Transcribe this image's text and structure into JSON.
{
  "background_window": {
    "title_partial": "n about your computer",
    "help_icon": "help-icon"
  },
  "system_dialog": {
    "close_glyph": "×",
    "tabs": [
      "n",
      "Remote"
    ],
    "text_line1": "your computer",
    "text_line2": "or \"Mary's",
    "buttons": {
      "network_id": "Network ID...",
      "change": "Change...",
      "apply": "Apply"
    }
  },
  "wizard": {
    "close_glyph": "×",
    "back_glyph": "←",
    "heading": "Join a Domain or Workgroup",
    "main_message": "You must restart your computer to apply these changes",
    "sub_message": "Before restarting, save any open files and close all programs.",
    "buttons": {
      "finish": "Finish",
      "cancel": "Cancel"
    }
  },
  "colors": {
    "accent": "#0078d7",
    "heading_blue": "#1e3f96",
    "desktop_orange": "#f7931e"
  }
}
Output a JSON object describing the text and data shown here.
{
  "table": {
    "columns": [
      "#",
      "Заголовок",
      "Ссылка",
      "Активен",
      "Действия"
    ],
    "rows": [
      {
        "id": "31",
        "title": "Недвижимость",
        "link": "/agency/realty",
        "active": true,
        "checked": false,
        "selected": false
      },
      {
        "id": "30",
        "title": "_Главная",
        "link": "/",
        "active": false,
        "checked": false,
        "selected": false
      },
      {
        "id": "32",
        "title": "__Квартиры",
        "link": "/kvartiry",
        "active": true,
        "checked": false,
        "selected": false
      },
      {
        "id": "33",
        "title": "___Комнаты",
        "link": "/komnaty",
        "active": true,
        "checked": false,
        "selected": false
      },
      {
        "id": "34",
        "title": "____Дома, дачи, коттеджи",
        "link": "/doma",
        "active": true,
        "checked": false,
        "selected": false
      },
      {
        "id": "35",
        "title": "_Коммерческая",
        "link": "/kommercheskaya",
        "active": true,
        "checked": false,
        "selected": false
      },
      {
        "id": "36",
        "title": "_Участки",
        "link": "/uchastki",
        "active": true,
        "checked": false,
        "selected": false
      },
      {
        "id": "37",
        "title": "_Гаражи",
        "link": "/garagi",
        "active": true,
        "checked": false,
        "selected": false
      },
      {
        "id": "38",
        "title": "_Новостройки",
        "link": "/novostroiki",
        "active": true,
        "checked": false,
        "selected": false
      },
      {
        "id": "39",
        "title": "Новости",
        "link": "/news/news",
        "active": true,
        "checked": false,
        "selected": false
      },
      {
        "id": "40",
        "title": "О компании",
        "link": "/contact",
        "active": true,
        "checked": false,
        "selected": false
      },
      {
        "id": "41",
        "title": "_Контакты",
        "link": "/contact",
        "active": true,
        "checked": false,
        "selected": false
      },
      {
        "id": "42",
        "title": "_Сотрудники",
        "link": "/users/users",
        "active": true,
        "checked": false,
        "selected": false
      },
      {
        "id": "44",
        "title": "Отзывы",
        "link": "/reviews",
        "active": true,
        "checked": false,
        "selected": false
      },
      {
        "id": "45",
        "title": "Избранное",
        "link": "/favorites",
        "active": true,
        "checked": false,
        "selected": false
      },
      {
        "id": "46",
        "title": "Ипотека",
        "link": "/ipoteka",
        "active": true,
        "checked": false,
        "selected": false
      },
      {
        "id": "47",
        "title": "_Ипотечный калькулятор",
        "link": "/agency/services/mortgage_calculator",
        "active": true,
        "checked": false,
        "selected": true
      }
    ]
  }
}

● ● ● ● ● ● ●

_PROBLEM TO SOLVE_
Show every line from the listing above in which the string "apply" appears.

_EXERCISE OUTPUT_
      "apply": "Apply"
    "main_message": "You must restart your computer to apply these changes",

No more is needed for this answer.